▶ [Exercise materials]:
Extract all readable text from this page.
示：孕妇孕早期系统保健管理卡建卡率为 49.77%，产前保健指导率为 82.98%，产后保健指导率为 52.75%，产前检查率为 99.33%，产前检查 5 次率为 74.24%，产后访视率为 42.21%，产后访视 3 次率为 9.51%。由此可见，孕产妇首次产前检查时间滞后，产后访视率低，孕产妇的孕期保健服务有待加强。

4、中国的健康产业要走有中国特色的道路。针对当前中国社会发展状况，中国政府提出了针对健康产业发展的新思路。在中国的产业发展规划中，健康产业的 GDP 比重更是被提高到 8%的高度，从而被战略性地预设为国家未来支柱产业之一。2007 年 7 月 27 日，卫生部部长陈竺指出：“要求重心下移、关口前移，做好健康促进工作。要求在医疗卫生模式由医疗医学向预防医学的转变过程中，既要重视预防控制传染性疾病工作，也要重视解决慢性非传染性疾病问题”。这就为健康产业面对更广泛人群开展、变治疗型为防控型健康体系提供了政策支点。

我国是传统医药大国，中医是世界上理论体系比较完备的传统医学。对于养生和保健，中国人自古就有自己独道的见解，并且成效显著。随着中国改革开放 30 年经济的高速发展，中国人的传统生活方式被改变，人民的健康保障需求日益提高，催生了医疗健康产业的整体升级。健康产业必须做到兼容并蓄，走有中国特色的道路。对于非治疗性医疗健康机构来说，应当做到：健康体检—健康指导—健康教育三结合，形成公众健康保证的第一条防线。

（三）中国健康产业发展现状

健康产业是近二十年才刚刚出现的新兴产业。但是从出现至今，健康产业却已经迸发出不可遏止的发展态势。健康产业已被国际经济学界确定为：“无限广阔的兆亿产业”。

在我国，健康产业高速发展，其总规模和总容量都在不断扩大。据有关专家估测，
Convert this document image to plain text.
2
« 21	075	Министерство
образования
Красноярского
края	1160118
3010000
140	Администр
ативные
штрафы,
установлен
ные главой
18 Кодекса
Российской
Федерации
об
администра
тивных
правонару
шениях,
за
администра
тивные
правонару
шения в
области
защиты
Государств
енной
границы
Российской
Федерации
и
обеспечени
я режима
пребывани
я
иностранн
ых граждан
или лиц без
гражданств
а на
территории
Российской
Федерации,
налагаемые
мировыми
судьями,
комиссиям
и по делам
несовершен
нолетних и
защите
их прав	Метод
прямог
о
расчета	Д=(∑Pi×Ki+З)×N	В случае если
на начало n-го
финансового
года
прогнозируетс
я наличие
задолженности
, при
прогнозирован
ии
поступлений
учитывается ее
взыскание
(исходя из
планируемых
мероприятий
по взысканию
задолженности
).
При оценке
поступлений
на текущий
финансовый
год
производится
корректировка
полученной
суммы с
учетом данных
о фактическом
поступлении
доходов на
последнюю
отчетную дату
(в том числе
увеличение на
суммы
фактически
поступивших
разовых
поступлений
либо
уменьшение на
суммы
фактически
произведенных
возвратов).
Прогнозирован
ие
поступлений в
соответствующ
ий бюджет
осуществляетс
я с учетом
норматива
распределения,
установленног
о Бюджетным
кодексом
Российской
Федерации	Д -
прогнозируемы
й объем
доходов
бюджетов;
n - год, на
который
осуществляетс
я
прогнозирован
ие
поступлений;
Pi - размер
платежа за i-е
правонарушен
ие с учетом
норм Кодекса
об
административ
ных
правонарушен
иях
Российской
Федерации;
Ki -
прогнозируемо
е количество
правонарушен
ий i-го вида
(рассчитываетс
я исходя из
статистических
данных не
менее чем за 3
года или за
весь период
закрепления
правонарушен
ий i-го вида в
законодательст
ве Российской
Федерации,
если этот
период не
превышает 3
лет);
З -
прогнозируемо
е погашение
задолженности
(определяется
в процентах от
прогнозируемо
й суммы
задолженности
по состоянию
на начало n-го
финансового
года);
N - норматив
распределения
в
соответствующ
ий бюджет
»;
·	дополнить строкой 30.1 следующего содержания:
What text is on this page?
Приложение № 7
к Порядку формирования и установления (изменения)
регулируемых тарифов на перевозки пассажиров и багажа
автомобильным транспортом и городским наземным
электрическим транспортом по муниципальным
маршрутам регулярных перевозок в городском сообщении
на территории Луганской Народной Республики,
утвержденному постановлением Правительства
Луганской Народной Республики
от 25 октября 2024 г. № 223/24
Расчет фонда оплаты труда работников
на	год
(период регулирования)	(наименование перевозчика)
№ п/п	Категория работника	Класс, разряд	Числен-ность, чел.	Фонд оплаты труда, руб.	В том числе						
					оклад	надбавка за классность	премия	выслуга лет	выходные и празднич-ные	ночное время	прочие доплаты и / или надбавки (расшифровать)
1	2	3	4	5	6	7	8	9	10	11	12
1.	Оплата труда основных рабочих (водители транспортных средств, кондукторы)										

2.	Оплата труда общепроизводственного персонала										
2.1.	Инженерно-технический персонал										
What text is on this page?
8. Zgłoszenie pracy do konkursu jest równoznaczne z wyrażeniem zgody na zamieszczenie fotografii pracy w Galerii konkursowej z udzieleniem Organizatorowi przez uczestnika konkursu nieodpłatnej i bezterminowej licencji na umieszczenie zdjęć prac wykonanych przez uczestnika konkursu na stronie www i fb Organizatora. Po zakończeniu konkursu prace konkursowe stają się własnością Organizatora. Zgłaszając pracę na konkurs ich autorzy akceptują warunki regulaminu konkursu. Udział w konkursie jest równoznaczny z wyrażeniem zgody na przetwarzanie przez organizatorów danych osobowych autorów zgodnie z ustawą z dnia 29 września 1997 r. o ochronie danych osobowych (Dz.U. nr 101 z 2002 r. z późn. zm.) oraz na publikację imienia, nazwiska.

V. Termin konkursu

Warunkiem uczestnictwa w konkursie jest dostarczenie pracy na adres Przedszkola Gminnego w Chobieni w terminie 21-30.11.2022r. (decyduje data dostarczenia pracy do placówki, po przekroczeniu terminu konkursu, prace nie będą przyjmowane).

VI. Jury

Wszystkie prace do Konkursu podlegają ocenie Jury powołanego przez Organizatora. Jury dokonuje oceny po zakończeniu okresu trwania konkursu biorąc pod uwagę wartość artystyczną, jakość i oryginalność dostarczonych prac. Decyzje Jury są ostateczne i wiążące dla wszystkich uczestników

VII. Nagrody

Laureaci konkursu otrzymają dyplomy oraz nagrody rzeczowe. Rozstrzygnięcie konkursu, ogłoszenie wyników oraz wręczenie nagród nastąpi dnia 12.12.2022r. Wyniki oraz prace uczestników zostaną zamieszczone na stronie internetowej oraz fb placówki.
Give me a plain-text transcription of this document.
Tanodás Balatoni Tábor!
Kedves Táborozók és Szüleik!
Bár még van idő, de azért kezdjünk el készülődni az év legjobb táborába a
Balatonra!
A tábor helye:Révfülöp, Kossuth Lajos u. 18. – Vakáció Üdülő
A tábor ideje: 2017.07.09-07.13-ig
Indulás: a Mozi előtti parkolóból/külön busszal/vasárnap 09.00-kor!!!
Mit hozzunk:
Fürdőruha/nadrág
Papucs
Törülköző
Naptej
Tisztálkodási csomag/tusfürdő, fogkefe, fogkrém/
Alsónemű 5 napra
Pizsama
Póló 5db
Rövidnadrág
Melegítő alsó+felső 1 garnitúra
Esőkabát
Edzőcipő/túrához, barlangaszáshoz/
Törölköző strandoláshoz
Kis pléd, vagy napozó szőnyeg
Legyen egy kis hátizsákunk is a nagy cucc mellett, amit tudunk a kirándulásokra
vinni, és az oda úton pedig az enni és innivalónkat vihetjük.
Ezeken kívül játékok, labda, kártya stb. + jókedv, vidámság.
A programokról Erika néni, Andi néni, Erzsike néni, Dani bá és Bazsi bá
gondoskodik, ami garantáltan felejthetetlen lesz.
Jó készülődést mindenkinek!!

▶ [Problem to work on]: Find the word "территории" and list each line it appears in.

▶ [Full answer]:
территории
на территории Луганской Народной Республики,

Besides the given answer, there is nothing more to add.